(Dataset entries)
━━━

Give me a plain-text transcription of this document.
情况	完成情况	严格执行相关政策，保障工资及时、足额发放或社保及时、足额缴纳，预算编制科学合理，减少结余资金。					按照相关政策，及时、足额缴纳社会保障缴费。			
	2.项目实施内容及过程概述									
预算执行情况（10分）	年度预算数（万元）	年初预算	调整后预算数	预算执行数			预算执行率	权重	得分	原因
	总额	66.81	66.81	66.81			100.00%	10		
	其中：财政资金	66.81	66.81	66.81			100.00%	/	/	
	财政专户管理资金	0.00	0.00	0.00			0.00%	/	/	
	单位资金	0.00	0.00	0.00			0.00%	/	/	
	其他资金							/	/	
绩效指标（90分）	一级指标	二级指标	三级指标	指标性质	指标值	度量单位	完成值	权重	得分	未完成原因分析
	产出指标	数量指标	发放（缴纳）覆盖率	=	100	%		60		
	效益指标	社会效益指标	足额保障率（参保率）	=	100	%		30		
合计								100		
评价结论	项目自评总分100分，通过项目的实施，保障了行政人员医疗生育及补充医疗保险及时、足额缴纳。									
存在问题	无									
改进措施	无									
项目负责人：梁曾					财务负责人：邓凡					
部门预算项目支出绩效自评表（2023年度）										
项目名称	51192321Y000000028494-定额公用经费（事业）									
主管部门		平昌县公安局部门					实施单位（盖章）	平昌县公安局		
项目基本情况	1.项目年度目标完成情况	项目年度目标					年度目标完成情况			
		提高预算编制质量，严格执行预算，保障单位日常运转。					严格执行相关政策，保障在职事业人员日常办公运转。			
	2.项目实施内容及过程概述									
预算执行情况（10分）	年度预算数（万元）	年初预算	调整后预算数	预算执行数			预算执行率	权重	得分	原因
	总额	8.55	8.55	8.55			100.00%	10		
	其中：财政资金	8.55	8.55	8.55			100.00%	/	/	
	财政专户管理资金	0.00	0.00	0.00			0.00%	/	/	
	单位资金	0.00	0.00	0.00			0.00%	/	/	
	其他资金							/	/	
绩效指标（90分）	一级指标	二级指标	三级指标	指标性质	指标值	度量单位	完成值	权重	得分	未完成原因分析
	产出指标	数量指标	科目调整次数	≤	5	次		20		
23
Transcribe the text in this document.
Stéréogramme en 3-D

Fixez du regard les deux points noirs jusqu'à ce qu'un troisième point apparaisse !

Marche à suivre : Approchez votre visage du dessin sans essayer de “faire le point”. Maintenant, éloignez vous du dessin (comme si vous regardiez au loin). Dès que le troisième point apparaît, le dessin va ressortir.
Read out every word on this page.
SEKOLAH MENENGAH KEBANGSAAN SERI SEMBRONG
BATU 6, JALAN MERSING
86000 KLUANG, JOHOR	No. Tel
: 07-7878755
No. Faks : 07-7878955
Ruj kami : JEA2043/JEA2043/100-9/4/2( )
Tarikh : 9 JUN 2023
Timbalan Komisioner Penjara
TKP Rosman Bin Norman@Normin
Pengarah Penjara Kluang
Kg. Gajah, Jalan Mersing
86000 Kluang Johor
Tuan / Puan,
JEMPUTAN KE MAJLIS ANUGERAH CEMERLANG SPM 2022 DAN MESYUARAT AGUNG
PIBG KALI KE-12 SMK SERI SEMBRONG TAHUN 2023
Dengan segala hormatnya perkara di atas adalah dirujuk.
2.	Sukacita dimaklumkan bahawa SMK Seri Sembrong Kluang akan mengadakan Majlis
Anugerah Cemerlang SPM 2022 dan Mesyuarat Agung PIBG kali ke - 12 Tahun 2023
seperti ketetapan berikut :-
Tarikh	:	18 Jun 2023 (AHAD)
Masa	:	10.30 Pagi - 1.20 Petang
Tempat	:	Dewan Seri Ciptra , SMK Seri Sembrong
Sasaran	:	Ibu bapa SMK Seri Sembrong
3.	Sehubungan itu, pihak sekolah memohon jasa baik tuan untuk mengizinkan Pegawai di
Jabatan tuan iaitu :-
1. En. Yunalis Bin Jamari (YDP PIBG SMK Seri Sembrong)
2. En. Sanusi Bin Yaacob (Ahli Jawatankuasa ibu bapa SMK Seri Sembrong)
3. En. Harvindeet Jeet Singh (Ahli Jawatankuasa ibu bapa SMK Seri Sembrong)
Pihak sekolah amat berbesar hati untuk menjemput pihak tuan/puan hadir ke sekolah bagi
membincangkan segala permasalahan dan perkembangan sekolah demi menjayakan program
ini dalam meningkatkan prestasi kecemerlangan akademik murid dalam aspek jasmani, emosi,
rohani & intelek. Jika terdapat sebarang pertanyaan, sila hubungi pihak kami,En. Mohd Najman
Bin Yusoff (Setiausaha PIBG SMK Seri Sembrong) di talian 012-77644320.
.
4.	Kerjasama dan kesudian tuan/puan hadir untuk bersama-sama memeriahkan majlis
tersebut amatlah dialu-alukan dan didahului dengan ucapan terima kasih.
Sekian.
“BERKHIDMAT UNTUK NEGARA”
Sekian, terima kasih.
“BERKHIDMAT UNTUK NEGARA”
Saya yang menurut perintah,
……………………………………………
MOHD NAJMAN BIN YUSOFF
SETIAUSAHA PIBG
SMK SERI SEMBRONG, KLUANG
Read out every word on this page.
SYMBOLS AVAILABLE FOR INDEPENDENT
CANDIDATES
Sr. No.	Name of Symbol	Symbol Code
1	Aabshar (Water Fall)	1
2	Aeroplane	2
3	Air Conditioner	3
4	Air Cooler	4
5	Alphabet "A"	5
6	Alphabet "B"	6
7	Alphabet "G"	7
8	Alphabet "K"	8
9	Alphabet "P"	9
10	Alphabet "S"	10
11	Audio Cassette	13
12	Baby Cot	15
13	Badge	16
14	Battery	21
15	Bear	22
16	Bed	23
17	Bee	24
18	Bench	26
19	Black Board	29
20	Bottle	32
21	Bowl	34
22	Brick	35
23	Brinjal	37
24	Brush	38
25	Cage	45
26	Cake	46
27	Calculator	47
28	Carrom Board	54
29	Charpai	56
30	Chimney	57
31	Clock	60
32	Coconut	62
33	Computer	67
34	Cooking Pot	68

━━━

## What the task requires
Write every line of the material above again, exactly.

## Solution to the problem
Give me a plain-text transcription of this document.
情况	完成情况	严格执行相关政策，保障工资及时、足额发放或社保及时、足额缴纳，预算编制科学合理，减少结余资金。					按照相关政策，及时、足额缴纳社会保障缴费。			
	2.项目实施内容及过程概述									
预算执行情况（10分）	年度预算数（万元）	年初预算	调整后预算数	预算执行数			预算执行率	权重	得分	原因
	总额	66.81	66.81	66.81			100.00%	10		
	其中：财政资金	66.81	66.81	66.81			100.00%	/	/	
	财政专户管理资金	0.00	0.00	0.00			0.00%	/	/	
	单位资金	0.00	0.00	0.00			0.00%	/	/	
	其他资金							/	/	
绩效指标（90分）	一级指标	二级指标	三级指标	指标性质	指标值	度量单位	完成值	权重	得分	未完成原因分析
	产出指标	数量指标	发放（缴纳）覆盖率	=	100	%		60		
	效益指标	社会效益指标	足额保障率（参保率）	=	100	%		30		
合计								100		
评价结论	项目自评总分100分，通过项目的实施，保障了行政人员医疗生育及补充医疗保险及时、足额缴纳。									
存在问题	无									
改进措施	无									
项目负责人：梁曾					财务负责人：邓凡					
部门预算项目支出绩效自评表（2023年度）										
项目名称	51192321Y000000028494-定额公用经费（事业）									
主管部门		平昌县公安局部门					实施单位（盖章）	平昌县公安局		
项目基本情况	1.项目年度目标完成情况	项目年度目标					年度目标完成情况			
		提高预算编制质量，严格执行预算，保障单位日常运转。					严格执行相关政策，保障在职事业人员日常办公运转。			
	2.项目实施内容及过程概述									
预算执行情况（10分）	年度预算数（万元）	年初预算	调整后预算数	预算执行数			预算执行率	权重	得分	原因
	总额	8.55	8.55	8.55			100.00%	10		
	其中：财政资金	8.55	8.55	8.55			100.00%	/	/	
	财政专户管理资金	0.00	0.00	0.00			0.00%	/	/	
	单位资金	0.00	0.00	0.00			0.00%	/	/	
	其他资金							/	/	
绩效指标（90分）	一级指标	二级指标	三级指标	指标性质	指标值	度量单位	完成值	权重	得分	未完成原因分析
	产出指标	数量指标	科目调整次数	≤	5	次		20		
23
Transcribe the text in this document.
Stéréogramme en 3-D

Fixez du regard les deux points noirs jusqu'à ce qu'un troisième point apparaisse !

Marche à suivre : Approchez votre visage du dessin sans essayer de “faire le point”. Maintenant, éloignez vous du dessin (comme si vous regardiez au loin). Dès que le troisième point apparaît, le dessin va ressortir.
Read out every word on this page.
SEKOLAH MENENGAH KEBANGSAAN SERI SEMBRONG
BATU 6, JALAN MERSING
86000 KLUANG, JOHOR	No. Tel
: 07-7878755
No. Faks : 07-7878955
Ruj kami : JEA2043/JEA2043/100-9/4/2( )
Tarikh : 9 JUN 2023
Timbalan Komisioner Penjara
TKP Rosman Bin Norman@Normin
Pengarah Penjara Kluang
Kg. Gajah, Jalan Mersing
86000 Kluang Johor
Tuan / Puan,
JEMPUTAN KE MAJLIS ANUGERAH CEMERLANG SPM 2022 DAN MESYUARAT AGUNG
PIBG KALI KE-12 SMK SERI SEMBRONG TAHUN 2023
Dengan segala hormatnya perkara di atas adalah dirujuk.
2.	Sukacita dimaklumkan bahawa SMK Seri Sembrong Kluang akan mengadakan Majlis
Anugerah Cemerlang SPM 2022 dan Mesyuarat Agung PIBG kali ke - 12 Tahun 2023
seperti ketetapan berikut :-
Tarikh	:	18 Jun 2023 (AHAD)
Masa	:	10.30 Pagi - 1.20 Petang
Tempat	:	Dewan Seri Ciptra , SMK Seri Sembrong
Sasaran	:	Ibu bapa SMK Seri Sembrong
3.	Sehubungan itu, pihak sekolah memohon jasa baik tuan untuk mengizinkan Pegawai di
Jabatan tuan iaitu :-
1. En. Yunalis Bin Jamari (YDP PIBG SMK Seri Sembrong)
2. En. Sanusi Bin Yaacob (Ahli Jawatankuasa ibu bapa SMK Seri Sembrong)
3. En. Harvindeet Jeet Singh (Ahli Jawatankuasa ibu bapa SMK Seri Sembrong)
Pihak sekolah amat berbesar hati untuk menjemput pihak tuan/puan hadir ke sekolah bagi
membincangkan segala permasalahan dan perkembangan sekolah demi menjayakan program
ini dalam meningkatkan prestasi kecemerlangan akademik murid dalam aspek jasmani, emosi,
rohani & intelek. Jika terdapat sebarang pertanyaan, sila hubungi pihak kami,En. Mohd Najman
Bin Yusoff (Setiausaha PIBG SMK Seri Sembrong) di talian 012-77644320.
.
4.	Kerjasama dan kesudian tuan/puan hadir untuk bersama-sama memeriahkan majlis
tersebut amatlah dialu-alukan dan didahului dengan ucapan terima kasih.
Sekian.
“BERKHIDMAT UNTUK NEGARA”
Sekian, terima kasih.
“BERKHIDMAT UNTUK NEGARA”
Saya yang menurut perintah,
……………………………………………
MOHD NAJMAN BIN YUSOFF
SETIAUSAHA PIBG
SMK SERI SEMBRONG, KLUANG
Read out every word on this page.
SYMBOLS AVAILABLE FOR INDEPENDENT
CANDIDATES
Sr. No.	Name of Symbol	Symbol Code
1	Aabshar (Water Fall)	1
2	Aeroplane	2
3	Air Conditioner	3
4	Air Cooler	4
5	Alphabet "A"	5
6	Alphabet "B"	6
7	Alphabet "G"	7
8	Alphabet "K"	8
9	Alphabet "P"	9
10	Alphabet "S"	10
11	Audio Cassette	13
12	Baby Cot	15
13	Badge	16
14	Battery	21
15	Bear	22
16	Bed	23
17	Bee	24
18	Bench	26
19	Black Board	29
20	Bottle	32
21	Bowl	34
22	Brick	35
23	Brinjal	37
24	Brush	38
25	Cage	45
26	Cake	46
27	Calculator	47
28	Carrom Board	54
29	Charpai	56
30	Chimney	57
31	Clock	60
32	Coconut	62
33	Computer	67
34	Cooking Pot	68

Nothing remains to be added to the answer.